Exercise objective → Type every record exactly as it appears.

Entries from a dataset →
## start
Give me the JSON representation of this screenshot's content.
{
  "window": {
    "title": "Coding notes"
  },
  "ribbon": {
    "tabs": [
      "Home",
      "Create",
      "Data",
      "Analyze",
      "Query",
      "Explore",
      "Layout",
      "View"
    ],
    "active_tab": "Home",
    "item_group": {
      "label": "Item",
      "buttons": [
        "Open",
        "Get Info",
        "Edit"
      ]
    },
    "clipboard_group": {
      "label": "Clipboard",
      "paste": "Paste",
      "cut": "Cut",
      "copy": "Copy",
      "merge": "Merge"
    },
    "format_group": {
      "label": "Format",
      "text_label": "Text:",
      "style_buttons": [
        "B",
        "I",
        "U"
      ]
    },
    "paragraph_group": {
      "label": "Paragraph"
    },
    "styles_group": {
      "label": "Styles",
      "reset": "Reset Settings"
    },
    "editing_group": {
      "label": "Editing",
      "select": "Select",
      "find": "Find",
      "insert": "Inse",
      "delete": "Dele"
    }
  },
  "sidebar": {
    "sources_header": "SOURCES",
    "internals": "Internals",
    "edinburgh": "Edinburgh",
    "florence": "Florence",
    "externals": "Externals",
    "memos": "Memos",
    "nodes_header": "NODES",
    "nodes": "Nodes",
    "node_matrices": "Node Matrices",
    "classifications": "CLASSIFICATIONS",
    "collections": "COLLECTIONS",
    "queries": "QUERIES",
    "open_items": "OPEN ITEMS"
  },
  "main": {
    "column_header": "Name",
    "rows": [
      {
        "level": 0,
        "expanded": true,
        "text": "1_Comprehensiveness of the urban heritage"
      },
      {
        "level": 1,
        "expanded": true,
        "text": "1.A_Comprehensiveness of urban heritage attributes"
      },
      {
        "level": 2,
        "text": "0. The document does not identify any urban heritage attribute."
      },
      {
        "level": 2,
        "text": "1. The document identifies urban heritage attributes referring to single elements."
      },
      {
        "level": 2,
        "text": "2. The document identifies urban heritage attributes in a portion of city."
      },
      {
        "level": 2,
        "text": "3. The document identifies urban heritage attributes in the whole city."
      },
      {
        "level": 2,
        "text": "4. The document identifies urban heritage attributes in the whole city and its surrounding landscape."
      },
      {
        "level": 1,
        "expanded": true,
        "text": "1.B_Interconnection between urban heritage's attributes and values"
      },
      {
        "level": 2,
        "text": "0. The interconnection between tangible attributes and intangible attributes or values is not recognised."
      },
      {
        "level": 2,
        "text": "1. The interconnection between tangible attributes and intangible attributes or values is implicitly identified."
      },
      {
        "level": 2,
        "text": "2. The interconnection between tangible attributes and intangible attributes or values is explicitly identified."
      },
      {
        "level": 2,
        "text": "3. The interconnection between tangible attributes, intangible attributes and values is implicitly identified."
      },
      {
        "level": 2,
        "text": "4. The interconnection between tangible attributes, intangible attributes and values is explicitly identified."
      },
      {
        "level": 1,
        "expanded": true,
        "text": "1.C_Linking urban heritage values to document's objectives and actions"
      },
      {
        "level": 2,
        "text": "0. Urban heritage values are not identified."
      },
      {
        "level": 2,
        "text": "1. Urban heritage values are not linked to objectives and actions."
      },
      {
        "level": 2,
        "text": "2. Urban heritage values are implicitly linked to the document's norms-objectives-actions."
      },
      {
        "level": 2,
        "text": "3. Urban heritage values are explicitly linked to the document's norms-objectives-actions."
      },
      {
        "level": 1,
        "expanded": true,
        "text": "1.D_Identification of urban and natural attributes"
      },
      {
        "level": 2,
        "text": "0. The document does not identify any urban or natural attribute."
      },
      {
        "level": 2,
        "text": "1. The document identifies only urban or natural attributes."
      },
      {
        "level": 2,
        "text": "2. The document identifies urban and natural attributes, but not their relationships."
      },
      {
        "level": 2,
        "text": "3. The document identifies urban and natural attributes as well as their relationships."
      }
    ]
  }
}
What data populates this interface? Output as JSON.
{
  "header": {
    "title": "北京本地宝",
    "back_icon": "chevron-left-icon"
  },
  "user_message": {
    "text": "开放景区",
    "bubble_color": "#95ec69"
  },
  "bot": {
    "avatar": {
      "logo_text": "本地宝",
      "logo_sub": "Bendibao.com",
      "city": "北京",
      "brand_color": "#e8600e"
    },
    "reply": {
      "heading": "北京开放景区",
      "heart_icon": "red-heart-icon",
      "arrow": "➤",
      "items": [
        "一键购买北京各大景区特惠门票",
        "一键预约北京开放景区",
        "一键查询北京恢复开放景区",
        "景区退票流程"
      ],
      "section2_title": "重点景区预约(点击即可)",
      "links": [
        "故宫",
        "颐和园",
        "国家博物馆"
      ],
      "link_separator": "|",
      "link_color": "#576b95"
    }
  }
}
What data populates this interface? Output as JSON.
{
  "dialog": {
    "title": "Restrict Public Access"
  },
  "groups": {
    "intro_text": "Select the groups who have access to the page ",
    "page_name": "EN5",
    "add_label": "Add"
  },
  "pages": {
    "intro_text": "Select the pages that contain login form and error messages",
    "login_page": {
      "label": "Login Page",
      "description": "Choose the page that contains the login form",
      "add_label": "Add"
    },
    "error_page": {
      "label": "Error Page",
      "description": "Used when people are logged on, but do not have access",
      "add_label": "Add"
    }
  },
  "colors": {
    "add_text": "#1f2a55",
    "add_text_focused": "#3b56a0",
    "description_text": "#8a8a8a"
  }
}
## end
Exercise solution →
Give me the JSON representation of this screenshot's content.
{
  "window": {
    "title": "Coding notes"
  },
  "ribbon": {
    "tabs": [
      "Home",
      "Create",
      "Data",
      "Analyze",
      "Query",
      "Explore",
      "Layout",
      "View"
    ],
    "active_tab": "Home",
    "item_group": {
      "label": "Item",
      "buttons": [
        "Open",
        "Get Info",
        "Edit"
      ]
    },
    "clipboard_group": {
      "label": "Clipboard",
      "paste": "Paste",
      "cut": "Cut",
      "copy": "Copy",
      "merge": "Merge"
    },
    "format_group": {
      "label": "Format",
      "text_label": "Text:",
      "style_buttons": [
        "B",
        "I",
        "U"
      ]
    },
    "paragraph_group": {
      "label": "Paragraph"
    },
    "styles_group": {
      "label": "Styles",
      "reset": "Reset Settings"
    },
    "editing_group": {
      "label": "Editing",
      "select": "Select",
      "find": "Find",
      "insert": "Inse",
      "delete": "Dele"
    }
  },
  "sidebar": {
    "sources_header": "SOURCES",
    "internals": "Internals",
    "edinburgh": "Edinburgh",
    "florence": "Florence",
    "externals": "Externals",
    "memos": "Memos",
    "nodes_header": "NODES",
    "nodes": "Nodes",
    "node_matrices": "Node Matrices",
    "classifications": "CLASSIFICATIONS",
    "collections": "COLLECTIONS",
    "queries": "QUERIES",
    "open_items": "OPEN ITEMS"
  },
  "main": {
    "column_header": "Name",
    "rows": [
      {
        "level": 0,
        "expanded": true,
        "text": "1_Comprehensiveness of the urban heritage"
      },
      {
        "level": 1,
        "expanded": true,
        "text": "1.A_Comprehensiveness of urban heritage attributes"
      },
      {
        "level": 2,
        "text": "0. The document does not identify any urban heritage attribute."
      },
      {
        "level": 2,
        "text": "1. The document identifies urban heritage attributes referring to single elements."
      },
      {
        "level": 2,
        "text": "2. The document identifies urban heritage attributes in a portion of city."
      },
      {
        "level": 2,
        "text": "3. The document identifies urban heritage attributes in the whole city."
      },
      {
        "level": 2,
        "text": "4. The document identifies urban heritage attributes in the whole city and its surrounding landscape."
      },
      {
        "level": 1,
        "expanded": true,
        "text": "1.B_Interconnection between urban heritage's attributes and values"
      },
      {
        "level": 2,
        "text": "0. The interconnection between tangible attributes and intangible attributes or values is not recognised."
      },
      {
        "level": 2,
        "text": "1. The interconnection between tangible attributes and intangible attributes or values is implicitly identified."
      },
      {
        "level": 2,
        "text": "2. The interconnection between tangible attributes and intangible attributes or values is explicitly identified."
      },
      {
        "level": 2,
        "text": "3. The interconnection between tangible attributes, intangible attributes and values is implicitly identified."
      },
      {
        "level": 2,
        "text": "4. The interconnection between tangible attributes, intangible attributes and values is explicitly identified."
      },
      {
        "level": 1,
        "expanded": true,
        "text": "1.C_Linking urban heritage values to document's objectives and actions"
      },
      {
        "level": 2,
        "text": "0. Urban heritage values are not identified."
      },
      {
        "level": 2,
        "text": "1. Urban heritage values are not linked to objectives and actions."
      },
      {
        "level": 2,
        "text": "2. Urban heritage values are implicitly linked to the document's norms-objectives-actions."
      },
      {
        "level": 2,
        "text": "3. Urban heritage values are explicitly linked to the document's norms-objectives-actions."
      },
      {
        "level": 1,
        "expanded": true,
        "text": "1.D_Identification of urban and natural attributes"
      },
      {
        "level": 2,
        "text": "0. The document does not identify any urban or natural attribute."
      },
      {
        "level": 2,
        "text": "1. The document identifies only urban or natural attributes."
      },
      {
        "level": 2,
        "text": "2. The document identifies urban and natural attributes, but not their relationships."
      },
      {
        "level": 2,
        "text": "3. The document identifies urban and natural attributes as well as their relationships."
      }
    ]
  }
}
What data populates this interface? Output as JSON.
{
  "header": {
    "title": "北京本地宝",
    "back_icon": "chevron-left-icon"
  },
  "user_message": {
    "text": "开放景区",
    "bubble_color": "#95ec69"
  },
  "bot": {
    "avatar": {
      "logo_text": "本地宝",
      "logo_sub": "Bendibao.com",
      "city": "北京",
      "brand_color": "#e8600e"
    },
    "reply": {
      "heading": "北京开放景区",
      "heart_icon": "red-heart-icon",
      "arrow": "➤",
      "items": [
        "一键购买北京各大景区特惠门票",
        "一键预约北京开放景区",
        "一键查询北京恢复开放景区",
        "景区退票流程"
      ],
      "section2_title": "重点景区预约(点击即可)",
      "links": [
        "故宫",
        "颐和园",
        "国家博物馆"
      ],
      "link_separator": "|",
      "link_color": "#576b95"
    }
  }
}
What data populates this interface? Output as JSON.
{
  "dialog": {
    "title": "Restrict Public Access"
  },
  "groups": {
    "intro_text": "Select the groups who have access to the page ",
    "page_name": "EN5",
    "add_label": "Add"
  },
  "pages": {
    "intro_text": "Select the pages that contain login form and error messages",
    "login_page": {
      "label": "Login Page",
      "description": "Choose the page that contains the login form",
      "add_label": "Add"
    },
    "error_page": {
      "label": "Error Page",
      "description": "Used when people are logged on, but do not have access",
      "add_label": "Add"
    }
  },
  "colors": {
    "add_text": "#1f2a55",
    "add_text_focused": "#3b56a0",
    "description_text": "#8a8a8a"
  }
}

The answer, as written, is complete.